__Extracted entries__:
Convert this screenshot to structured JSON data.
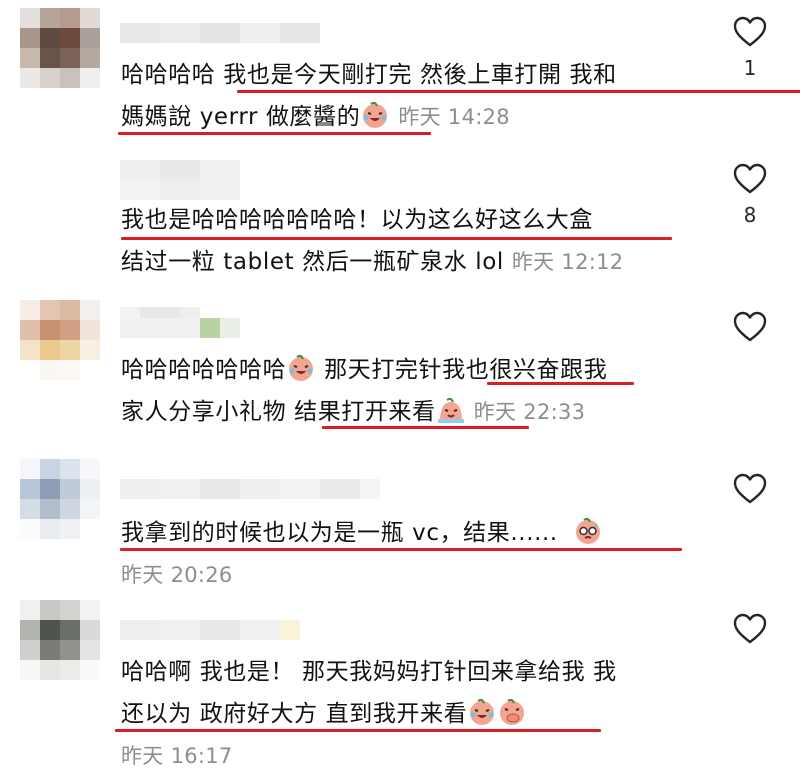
{
  "comments": [
    {
      "lines": [
        "哈哈哈哈 我也是今天剛打完 然後上車打開 我和",
        "媽媽說 yerrr 做麼醬的"
      ],
      "timestamp": "昨天 14:28",
      "likes": "1",
      "emojis": [
        "laughing-crying-emoji"
      ]
    },
    {
      "lines": [
        "我也是哈哈哈哈哈哈哈！以为这么好这么大盒",
        "结过一粒 tablet 然后一瓶矿泉水 lol"
      ],
      "timestamp": "昨天 12:12",
      "likes": "8",
      "emojis": []
    },
    {
      "lines": [
        "哈哈哈哈哈哈哈",
        " 那天打完针我也很兴奋跟我",
        "家人分享小礼物 结果打开来看"
      ],
      "timestamp": "昨天 22:33",
      "likes": "",
      "emojis": [
        "laughing-crying-emoji",
        "melting-crying-emoji"
      ]
    },
    {
      "lines": [
        "我拿到的时候也以为是一瓶 vc，结果......"
      ],
      "timestamp": "昨天 20:26",
      "likes": "",
      "emojis": [
        "sweating-face-emoji"
      ]
    },
    {
      "lines": [
        "哈哈啊 我也是！ 那天我妈妈打针回来拿给我 我",
        "还以为 政府好大方 直到我开来看"
      ],
      "timestamp": "昨天 16:17",
      "likes": "",
      "emojis": [
        "laughing-crying-emoji",
        "covering-mouth-emoji"
      ]
    }
  ],
  "colors": {
    "underline": "#d81f26",
    "timestamp": "#8e8e8e"
  },
  "icons": {
    "like": "heart-outline-icon"
  }
}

__Given problem__:
Can you repeat every record above exactly, apart from the pictures?

__Exercise solution__:
Convert this screenshot to structured JSON data.
{
  "comments": [
    {
      "lines": [
        "哈哈哈哈 我也是今天剛打完 然後上車打開 我和",
        "媽媽說 yerrr 做麼醬的"
      ],
      "timestamp": "昨天 14:28",
      "likes": "1",
      "emojis": [
        "laughing-crying-emoji"
      ]
    },
    {
      "lines": [
        "我也是哈哈哈哈哈哈哈！以为这么好这么大盒",
        "结过一粒 tablet 然后一瓶矿泉水 lol"
      ],
      "timestamp": "昨天 12:12",
      "likes": "8",
      "emojis": []
    },
    {
      "lines": [
        "哈哈哈哈哈哈哈",
        " 那天打完针我也很兴奋跟我",
        "家人分享小礼物 结果打开来看"
      ],
      "timestamp": "昨天 22:33",
      "likes": "",
      "emojis": [
        "laughing-crying-emoji",
        "melting-crying-emoji"
      ]
    },
    {
      "lines": [
        "我拿到的时候也以为是一瓶 vc，结果......"
      ],
      "timestamp": "昨天 20:26",
      "likes": "",
      "emojis": [
        "sweating-face-emoji"
      ]
    },
    {
      "lines": [
        "哈哈啊 我也是！ 那天我妈妈打针回来拿给我 我",
        "还以为 政府好大方 直到我开来看"
      ],
      "timestamp": "昨天 16:17",
      "likes": "",
      "emojis": [
        "laughing-crying-emoji",
        "covering-mouth-emoji"
      ]
    }
  ],
  "colors": {
    "underline": "#d81f26",
    "timestamp": "#8e8e8e"
  },
  "icons": {
    "like": "heart-outline-icon"
  }
}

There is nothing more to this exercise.